[Figure collection entries]
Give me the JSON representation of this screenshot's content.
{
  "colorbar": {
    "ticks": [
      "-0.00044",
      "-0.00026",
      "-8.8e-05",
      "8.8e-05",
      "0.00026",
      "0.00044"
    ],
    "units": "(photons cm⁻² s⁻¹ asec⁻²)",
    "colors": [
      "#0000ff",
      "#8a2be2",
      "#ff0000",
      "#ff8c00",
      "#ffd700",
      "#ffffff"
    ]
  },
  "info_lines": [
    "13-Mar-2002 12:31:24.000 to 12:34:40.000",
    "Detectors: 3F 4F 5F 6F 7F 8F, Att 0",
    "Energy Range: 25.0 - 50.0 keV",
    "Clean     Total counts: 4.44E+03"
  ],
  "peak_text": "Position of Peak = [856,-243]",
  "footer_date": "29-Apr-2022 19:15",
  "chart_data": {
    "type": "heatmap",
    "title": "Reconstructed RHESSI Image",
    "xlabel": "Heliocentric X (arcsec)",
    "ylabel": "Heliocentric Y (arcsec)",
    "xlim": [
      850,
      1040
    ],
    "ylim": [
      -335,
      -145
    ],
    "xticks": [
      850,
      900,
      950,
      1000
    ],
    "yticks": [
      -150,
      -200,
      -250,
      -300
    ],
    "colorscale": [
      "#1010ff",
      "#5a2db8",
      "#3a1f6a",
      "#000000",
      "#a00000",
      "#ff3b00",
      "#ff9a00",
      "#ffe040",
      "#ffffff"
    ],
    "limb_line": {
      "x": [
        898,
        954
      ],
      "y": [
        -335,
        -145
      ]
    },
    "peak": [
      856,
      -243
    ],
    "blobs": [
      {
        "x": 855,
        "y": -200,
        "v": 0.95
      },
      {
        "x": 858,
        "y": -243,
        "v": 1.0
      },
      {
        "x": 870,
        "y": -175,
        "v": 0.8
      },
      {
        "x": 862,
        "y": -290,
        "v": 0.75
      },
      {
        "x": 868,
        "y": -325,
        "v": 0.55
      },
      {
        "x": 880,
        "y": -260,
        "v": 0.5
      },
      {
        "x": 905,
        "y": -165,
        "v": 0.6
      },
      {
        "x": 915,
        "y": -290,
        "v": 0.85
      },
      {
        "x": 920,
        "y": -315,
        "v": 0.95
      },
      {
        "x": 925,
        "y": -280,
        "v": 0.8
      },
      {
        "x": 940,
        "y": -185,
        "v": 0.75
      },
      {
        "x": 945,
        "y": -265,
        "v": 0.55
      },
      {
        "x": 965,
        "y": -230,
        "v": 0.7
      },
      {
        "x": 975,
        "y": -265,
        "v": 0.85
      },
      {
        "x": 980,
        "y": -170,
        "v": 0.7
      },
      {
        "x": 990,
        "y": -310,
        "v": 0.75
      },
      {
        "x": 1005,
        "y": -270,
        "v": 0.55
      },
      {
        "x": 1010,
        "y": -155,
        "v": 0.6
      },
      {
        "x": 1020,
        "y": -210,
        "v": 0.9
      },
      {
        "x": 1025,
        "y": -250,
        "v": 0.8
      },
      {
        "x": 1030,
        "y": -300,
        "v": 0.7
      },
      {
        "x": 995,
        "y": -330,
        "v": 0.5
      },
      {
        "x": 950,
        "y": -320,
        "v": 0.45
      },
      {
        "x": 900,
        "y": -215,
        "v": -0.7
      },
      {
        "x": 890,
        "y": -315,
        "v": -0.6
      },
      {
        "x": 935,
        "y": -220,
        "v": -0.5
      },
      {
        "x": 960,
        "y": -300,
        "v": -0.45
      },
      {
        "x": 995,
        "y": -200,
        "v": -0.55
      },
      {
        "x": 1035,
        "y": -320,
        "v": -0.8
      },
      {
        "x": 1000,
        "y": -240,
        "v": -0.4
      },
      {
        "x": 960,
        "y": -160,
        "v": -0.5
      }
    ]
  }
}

— WRITTEN PROBLEM —
Output all of the data again, exactly.

— REPLY TO THE TASK —
Give me the JSON representation of this screenshot's content.
{
  "colorbar": {
    "ticks": [
      "-0.00044",
      "-0.00026",
      "-8.8e-05",
      "8.8e-05",
      "0.00026",
      "0.00044"
    ],
    "units": "(photons cm⁻² s⁻¹ asec⁻²)",
    "colors": [
      "#0000ff",
      "#8a2be2",
      "#ff0000",
      "#ff8c00",
      "#ffd700",
      "#ffffff"
    ]
  },
  "info_lines": [
    "13-Mar-2002 12:31:24.000 to 12:34:40.000",
    "Detectors: 3F 4F 5F 6F 7F 8F, Att 0",
    "Energy Range: 25.0 - 50.0 keV",
    "Clean     Total counts: 4.44E+03"
  ],
  "peak_text": "Position of Peak = [856,-243]",
  "footer_date": "29-Apr-2022 19:15",
  "chart_data": {
    "type": "heatmap",
    "title": "Reconstructed RHESSI Image",
    "xlabel": "Heliocentric X (arcsec)",
    "ylabel": "Heliocentric Y (arcsec)",
    "xlim": [
      850,
      1040
    ],
    "ylim": [
      -335,
      -145
    ],
    "xticks": [
      850,
      900,
      950,
      1000
    ],
    "yticks": [
      -150,
      -200,
      -250,
      -300
    ],
    "colorscale": [
      "#1010ff",
      "#5a2db8",
      "#3a1f6a",
      "#000000",
      "#a00000",
      "#ff3b00",
      "#ff9a00",
      "#ffe040",
      "#ffffff"
    ],
    "limb_line": {
      "x": [
        898,
        954
      ],
      "y": [
        -335,
        -145
      ]
    },
    "peak": [
      856,
      -243
    ],
    "blobs": [
      {
        "x": 855,
        "y": -200,
        "v": 0.95
      },
      {
        "x": 858,
        "y": -243,
        "v": 1.0
      },
      {
        "x": 870,
        "y": -175,
        "v": 0.8
      },
      {
        "x": 862,
        "y": -290,
        "v": 0.75
      },
      {
        "x": 868,
        "y": -325,
        "v": 0.55
      },
      {
        "x": 880,
        "y": -260,
        "v": 0.5
      },
      {
        "x": 905,
        "y": -165,
        "v": 0.6
      },
      {
        "x": 915,
        "y": -290,
        "v": 0.85
      },
      {
        "x": 920,
        "y": -315,
        "v": 0.95
      },
      {
        "x": 925,
        "y": -280,
        "v": 0.8
      },
      {
        "x": 940,
        "y": -185,
        "v": 0.75
      },
      {
        "x": 945,
        "y": -265,
        "v": 0.55
      },
      {
        "x": 965,
        "y": -230,
        "v": 0.7
      },
      {
        "x": 975,
        "y": -265,
        "v": 0.85
      },
      {
        "x": 980,
        "y": -170,
        "v": 0.7
      },
      {
        "x": 990,
        "y": -310,
        "v": 0.75
      },
      {
        "x": 1005,
        "y": -270,
        "v": 0.55
      },
      {
        "x": 1010,
        "y": -155,
        "v": 0.6
      },
      {
        "x": 1020,
        "y": -210,
        "v": 0.9
      },
      {
        "x": 1025,
        "y": -250,
        "v": 0.8
      },
      {
        "x": 1030,
        "y": -300,
        "v": 0.7
      },
      {
        "x": 995,
        "y": -330,
        "v": 0.5
      },
      {
        "x": 950,
        "y": -320,
        "v": 0.45
      },
      {
        "x": 900,
        "y": -215,
        "v": -0.7
      },
      {
        "x": 890,
        "y": -315,
        "v": -0.6
      },
      {
        "x": 935,
        "y": -220,
        "v": -0.5
      },
      {
        "x": 960,
        "y": -300,
        "v": -0.45
      },
      {
        "x": 995,
        "y": -200,
        "v": -0.55
      },
      {
        "x": 1035,
        "y": -320,
        "v": -0.8
      },
      {
        "x": 1000,
        "y": -240,
        "v": -0.4
      },
      {
        "x": 960,
        "y": -160,
        "v": -0.5
      }
    ]
  }
}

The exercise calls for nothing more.